The request: Nothing should be left out: output all of the entries exactly.

Data extract:
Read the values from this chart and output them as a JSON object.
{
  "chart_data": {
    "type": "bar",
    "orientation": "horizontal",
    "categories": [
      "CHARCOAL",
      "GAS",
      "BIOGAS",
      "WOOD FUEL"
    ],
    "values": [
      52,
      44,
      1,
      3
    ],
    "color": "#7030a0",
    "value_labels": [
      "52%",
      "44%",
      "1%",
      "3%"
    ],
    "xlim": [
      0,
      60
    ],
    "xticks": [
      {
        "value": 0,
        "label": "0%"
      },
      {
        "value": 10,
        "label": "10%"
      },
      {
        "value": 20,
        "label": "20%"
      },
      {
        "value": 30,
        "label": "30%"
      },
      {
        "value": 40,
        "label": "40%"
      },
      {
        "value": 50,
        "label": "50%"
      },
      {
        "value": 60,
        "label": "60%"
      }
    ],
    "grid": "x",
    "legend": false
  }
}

The result:
Read the values from this chart and output them as a JSON object.
{
  "chart_data": {
    "type": "bar",
    "orientation": "horizontal",
    "categories": [
      "CHARCOAL",
      "GAS",
      "BIOGAS",
      "WOOD FUEL"
    ],
    "values": [
      52,
      44,
      1,
      3
    ],
    "color": "#7030a0",
    "value_labels": [
      "52%",
      "44%",
      "1%",
      "3%"
    ],
    "xlim": [
      0,
      60
    ],
    "xticks": [
      {
        "value": 0,
        "label": "0%"
      },
      {
        "value": 10,
        "label": "10%"
      },
      {
        "value": 20,
        "label": "20%"
      },
      {
        "value": 30,
        "label": "30%"
      },
      {
        "value": 40,
        "label": "40%"
      },
      {
        "value": 50,
        "label": "50%"
      },
      {
        "value": 60,
        "label": "60%"
      }
    ],
    "grid": "x",
    "legend": false
  }
}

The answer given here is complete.